(WHAT IS REQUIRED) Take the material below and write it all out again exactly.

☆ ☆ ☆ ☆ ☆ ☆ ☆

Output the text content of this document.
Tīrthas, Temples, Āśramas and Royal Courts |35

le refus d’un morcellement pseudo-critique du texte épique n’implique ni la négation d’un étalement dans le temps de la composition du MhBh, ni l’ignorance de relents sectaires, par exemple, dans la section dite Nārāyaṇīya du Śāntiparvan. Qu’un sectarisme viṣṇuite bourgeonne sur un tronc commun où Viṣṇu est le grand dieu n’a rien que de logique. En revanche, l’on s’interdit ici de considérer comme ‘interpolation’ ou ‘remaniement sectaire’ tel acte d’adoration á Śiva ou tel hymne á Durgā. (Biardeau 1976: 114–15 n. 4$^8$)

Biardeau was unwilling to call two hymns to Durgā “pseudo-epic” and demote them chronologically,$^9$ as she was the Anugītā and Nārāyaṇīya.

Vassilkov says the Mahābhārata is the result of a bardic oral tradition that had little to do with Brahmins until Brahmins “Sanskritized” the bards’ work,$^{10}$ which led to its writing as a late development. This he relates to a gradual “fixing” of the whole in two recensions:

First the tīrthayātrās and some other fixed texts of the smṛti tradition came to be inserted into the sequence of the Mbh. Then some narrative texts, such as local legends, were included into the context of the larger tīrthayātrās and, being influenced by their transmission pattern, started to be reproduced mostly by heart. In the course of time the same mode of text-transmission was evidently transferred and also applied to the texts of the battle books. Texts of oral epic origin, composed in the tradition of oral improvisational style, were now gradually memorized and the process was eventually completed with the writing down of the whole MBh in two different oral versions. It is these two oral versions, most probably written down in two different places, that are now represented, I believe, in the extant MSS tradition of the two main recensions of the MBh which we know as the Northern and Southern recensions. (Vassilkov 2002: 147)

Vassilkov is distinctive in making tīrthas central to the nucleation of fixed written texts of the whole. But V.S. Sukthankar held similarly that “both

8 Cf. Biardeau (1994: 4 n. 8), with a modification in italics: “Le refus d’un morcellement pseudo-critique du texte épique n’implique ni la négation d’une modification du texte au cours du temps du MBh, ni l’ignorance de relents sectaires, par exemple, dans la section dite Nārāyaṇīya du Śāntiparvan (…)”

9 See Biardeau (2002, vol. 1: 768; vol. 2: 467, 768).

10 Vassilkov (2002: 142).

☆ ☆ ☆ ☆ ☆ ☆ ☆

(ANSWER)
Output the text content of this document.
Tīrthas, Temples, Āśramas and Royal Courts |35

le refus d’un morcellement pseudo-critique du texte épique n’implique ni la négation d’un étalement dans le temps de la composition du MhBh, ni l’ignorance de relents sectaires, par exemple, dans la section dite Nārāyaṇīya du Śāntiparvan. Qu’un sectarisme viṣṇuite bourgeonne sur un tronc commun où Viṣṇu est le grand dieu n’a rien que de logique. En revanche, l’on s’interdit ici de considérer comme ‘interpolation’ ou ‘remaniement sectaire’ tel acte d’adoration á Śiva ou tel hymne á Durgā. (Biardeau 1976: 114–15 n. 4$^8$)

Biardeau was unwilling to call two hymns to Durgā “pseudo-epic” and demote them chronologically,$^9$ as she was the Anugītā and Nārāyaṇīya.

Vassilkov says the Mahābhārata is the result of a bardic oral tradition that had little to do with Brahmins until Brahmins “Sanskritized” the bards’ work,$^{10}$ which led to its writing as a late development. This he relates to a gradual “fixing” of the whole in two recensions:

First the tīrthayātrās and some other fixed texts of the smṛti tradition came to be inserted into the sequence of the Mbh. Then some narrative texts, such as local legends, were included into the context of the larger tīrthayātrās and, being influenced by their transmission pattern, started to be reproduced mostly by heart. In the course of time the same mode of text-transmission was evidently transferred and also applied to the texts of the battle books. Texts of oral epic origin, composed in the tradition of oral improvisational style, were now gradually memorized and the process was eventually completed with the writing down of the whole MBh in two different oral versions. It is these two oral versions, most probably written down in two different places, that are now represented, I believe, in the extant MSS tradition of the two main recensions of the MBh which we know as the Northern and Southern recensions. (Vassilkov 2002: 147)

Vassilkov is distinctive in making tīrthas central to the nucleation of fixed written texts of the whole. But V.S. Sukthankar held similarly that “both

8 Cf. Biardeau (1994: 4 n. 8), with a modification in italics: “Le refus d’un morcellement pseudo-critique du texte épique n’implique ni la négation d’une modification du texte au cours du temps du MBh, ni l’ignorance de relents sectaires, par exemple, dans la section dite Nārāyaṇīya du Śāntiparvan (…)”

9 See Biardeau (2002, vol. 1: 768; vol. 2: 467, 768).

10 Vassilkov (2002: 142).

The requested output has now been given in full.